[Collected data]
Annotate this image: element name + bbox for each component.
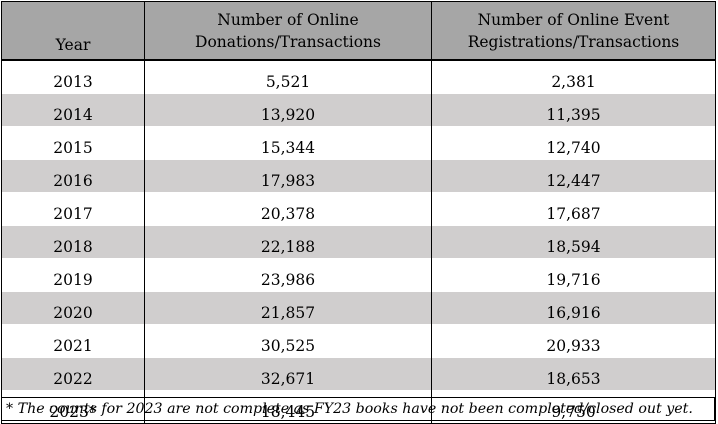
year-cell: 2021 — [1, 324, 145, 358]
table-row: 2013 5,521 2,381 — [1, 59, 716, 94]
donations-cell: 30,525 — [144, 324, 432, 358]
donations-cell: 20,378 — [144, 192, 432, 226]
registrations-cell: 20,933 — [431, 324, 716, 358]
registrations-cell: 11,395 — [431, 93, 716, 127]
year-cell: 2014 — [1, 93, 145, 127]
registrations-cell: 18,594 — [431, 225, 716, 259]
registrations-cell: 18,653 — [431, 357, 716, 391]
donations-cell: 13,920 — [144, 93, 432, 127]
year-cell: 2013 — [1, 59, 145, 94]
footnote: * The counts for 2023 are not complete a… — [1, 397, 715, 421]
year-cell: 2020 — [1, 291, 145, 325]
year-cell: 2015 — [1, 126, 145, 160]
table-row: 2015 15,344 12,740 — [1, 126, 716, 160]
registrations-cell: 16,916 — [431, 291, 716, 325]
registrations-cell: 17,687 — [431, 192, 716, 226]
table-row: 2014 13,920 11,395 — [1, 93, 716, 127]
year-cell: 2016 — [1, 159, 145, 193]
year-cell: 2019 — [1, 258, 145, 292]
table-row: 2022 32,671 18,653 — [1, 357, 716, 391]
year-cell: 2023* — [1, 390, 145, 424]
donations-cell: 5,521 — [144, 59, 432, 94]
donations-cell: 22,188 — [144, 225, 432, 259]
table-row: 2017 20,378 17,687 — [1, 192, 716, 226]
donations-cell: 23,986 — [144, 258, 432, 292]
table-body: 2013 5,521 2,381 2014 13,920 11,395 2015 15,344… — [1, 59, 716, 424]
registrations-column-header: Number of Online Event Registrations/Tra… — [431, 1, 716, 61]
registrations-cell: 12,740 — [431, 126, 716, 160]
table-row: 2020 21,857 16,916 — [1, 291, 716, 325]
donations-column-header: Number of Online Donations/Transactions — [144, 1, 432, 61]
registrations-cell: 12,447 — [431, 159, 716, 193]
table-row: 2023* 18,445 9,750 — [1, 390, 716, 424]
donations-cell: 21,857 — [144, 291, 432, 325]
year-cell: 2017 — [1, 192, 145, 226]
table-row: 2019 23,986 19,716 — [1, 258, 716, 292]
header-row: Year Number of Online Donations/Transact… — [1, 1, 716, 61]
donations-cell: 32,671 — [144, 357, 432, 391]
donations-cell: 15,344 — [144, 126, 432, 160]
table-row: 2016 17,983 12,447 — [1, 159, 716, 193]
year-cell: 2018 — [1, 225, 145, 259]
registrations-cell: 2,381 — [431, 59, 716, 94]
donations-cell: 17,983 — [144, 159, 432, 193]
year-column-header: Year — [1, 1, 145, 61]
registrations-cell: 19,716 — [431, 258, 716, 292]
year-cell: 2022 — [1, 357, 145, 391]
table-row: 2021 30,525 20,933 — [1, 324, 716, 358]
table-row: 2018 22,188 18,594 — [1, 225, 716, 259]
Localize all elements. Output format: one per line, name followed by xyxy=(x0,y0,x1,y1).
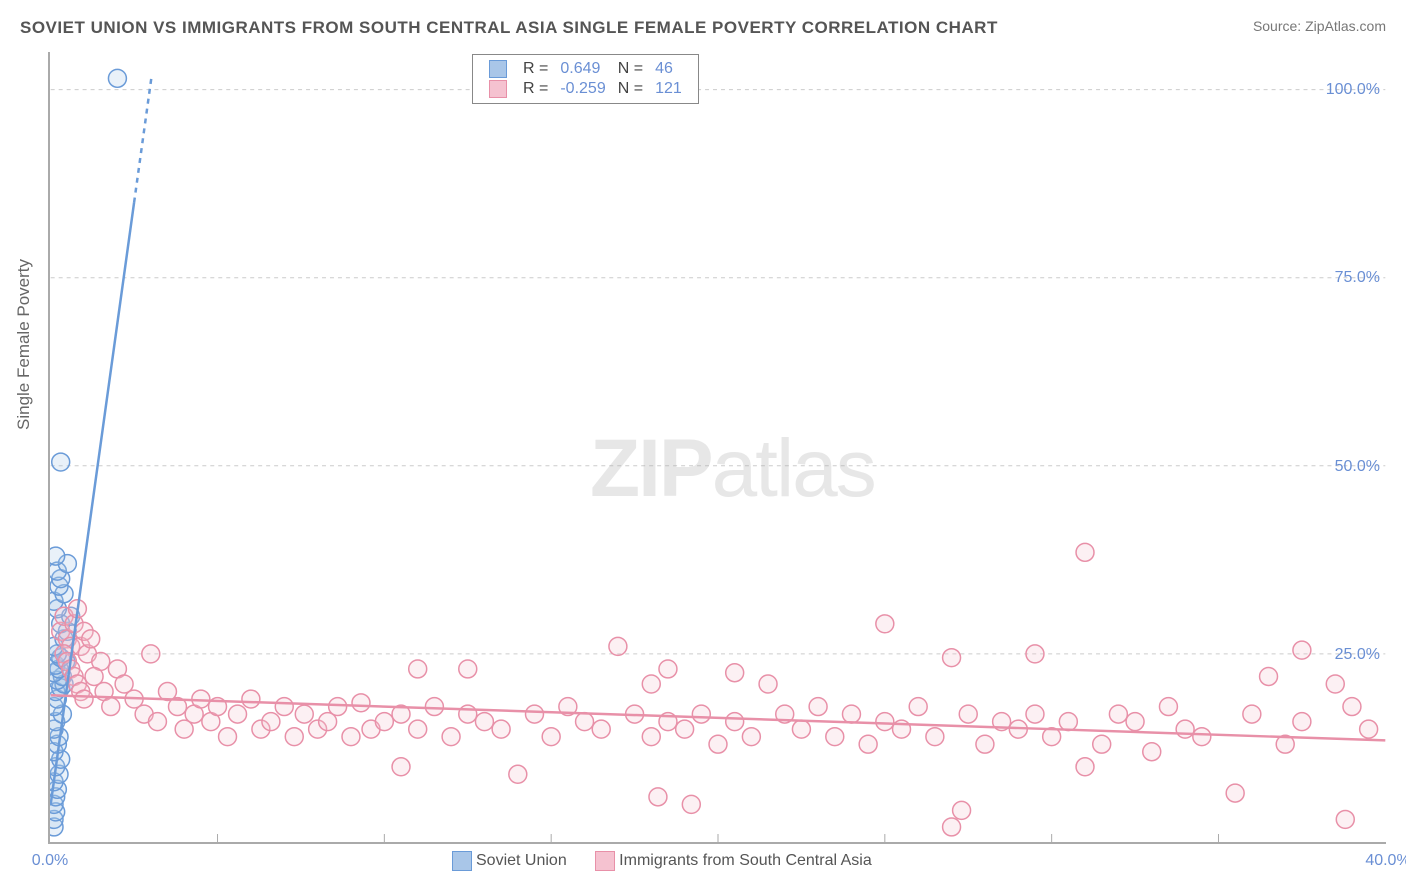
legend-item-sca: Immigrants from South Central Asia xyxy=(595,851,872,871)
correlation-legend: R = 0.649 N = 46 R = -0.259 N = 121 xyxy=(472,54,699,104)
n-label-1: N = xyxy=(612,59,649,79)
x-tick-max: 40.0% xyxy=(1365,852,1406,870)
legend-label-sca: Immigrants from South Central Asia xyxy=(619,852,872,870)
legend-item-soviet: Soviet Union xyxy=(452,851,567,871)
swatch-sca xyxy=(489,80,507,98)
r-label-2: R = xyxy=(517,79,554,99)
chart-plot-area: ZIPatlas 25.0%50.0%75.0%100.0%0.0%40.0% xyxy=(48,52,1386,844)
r-label-1: R = xyxy=(517,59,554,79)
swatch-soviet-bottom xyxy=(452,851,472,871)
legend-label-soviet: Soviet Union xyxy=(476,852,567,870)
y-tick-label: 75.0% xyxy=(1335,269,1380,287)
chart-svg xyxy=(50,52,1386,842)
y-axis-label: Single Female Poverty xyxy=(14,259,34,430)
chart-title: SOVIET UNION VS IMMIGRANTS FROM SOUTH CE… xyxy=(20,18,998,38)
y-tick-label: 100.0% xyxy=(1326,81,1380,99)
y-tick-label: 50.0% xyxy=(1335,458,1380,476)
source-label: Source: xyxy=(1253,18,1301,34)
y-tick-label: 25.0% xyxy=(1335,646,1380,664)
legend-row-1: R = 0.649 N = 46 xyxy=(483,59,688,79)
legend-row-2: R = -0.259 N = 121 xyxy=(483,79,688,99)
r-value-1: 0.649 xyxy=(554,59,611,79)
swatch-sca-bottom xyxy=(595,851,615,871)
source-link[interactable]: ZipAtlas.com xyxy=(1305,18,1386,34)
r-value-2: -0.259 xyxy=(554,79,611,99)
n-value-2: 121 xyxy=(649,79,688,99)
series-legend: Soviet Union Immigrants from South Centr… xyxy=(440,851,884,876)
swatch-soviet xyxy=(489,60,507,78)
x-tick-min: 0.0% xyxy=(32,852,68,870)
n-label-2: N = xyxy=(612,79,649,99)
source-attribution: Source: ZipAtlas.com xyxy=(1253,18,1386,34)
n-value-1: 46 xyxy=(649,59,688,79)
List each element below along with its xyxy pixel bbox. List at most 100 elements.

> [EXERCISE GOAL]: Copy out every line of the records above, from the line containing "legend-item-sca: Immigrants from" down to the end of the records, both ends included.

> [EXERCISE SOLUTION]:
legend-item-sca: Immigrants from South Central Asia xyxy=(595,851,872,871)
correlation-legend: R = 0.649 N = 46 R = -0.259 N = 121 xyxy=(472,54,699,104)
n-label-1: N = xyxy=(612,59,649,79)
x-tick-max: 40.0% xyxy=(1365,852,1406,870)
legend-label-sca: Immigrants from South Central Asia xyxy=(619,852,872,870)
legend-item-soviet: Soviet Union xyxy=(452,851,567,871)
swatch-sca xyxy=(489,80,507,98)
r-label-2: R = xyxy=(517,79,554,99)
chart-plot-area: ZIPatlas 25.0%50.0%75.0%100.0%0.0%40.0% xyxy=(48,52,1386,844)
r-label-1: R = xyxy=(517,59,554,79)
swatch-soviet-bottom xyxy=(452,851,472,871)
legend-label-soviet: Soviet Union xyxy=(476,852,567,870)
y-tick-label: 75.0% xyxy=(1335,269,1380,287)
chart-svg xyxy=(50,52,1386,842)
y-axis-label: Single Female Poverty xyxy=(14,259,34,430)
chart-title: SOVIET UNION VS IMMIGRANTS FROM SOUTH CE… xyxy=(20,18,998,38)
y-tick-label: 100.0% xyxy=(1326,81,1380,99)
y-tick-label: 50.0% xyxy=(1335,458,1380,476)
source-label: Source: xyxy=(1253,18,1301,34)
y-tick-label: 25.0% xyxy=(1335,646,1380,664)
legend-row-1: R = 0.649 N = 46 xyxy=(483,59,688,79)
legend-row-2: R = -0.259 N = 121 xyxy=(483,79,688,99)
r-value-1: 0.649 xyxy=(554,59,611,79)
swatch-sca-bottom xyxy=(595,851,615,871)
source-link[interactable]: ZipAtlas.com xyxy=(1305,18,1386,34)
r-value-2: -0.259 xyxy=(554,79,611,99)
n-value-2: 121 xyxy=(649,79,688,99)
series-legend: Soviet Union Immigrants from South Centr… xyxy=(440,851,884,876)
swatch-soviet xyxy=(489,60,507,78)
x-tick-min: 0.0% xyxy=(32,852,68,870)
n-label-2: N = xyxy=(612,79,649,99)
source-attribution: Source: ZipAtlas.com xyxy=(1253,18,1386,34)
n-value-1: 46 xyxy=(649,59,688,79)
List each element below along with its xyxy pixel bbox. List at most 100 elements.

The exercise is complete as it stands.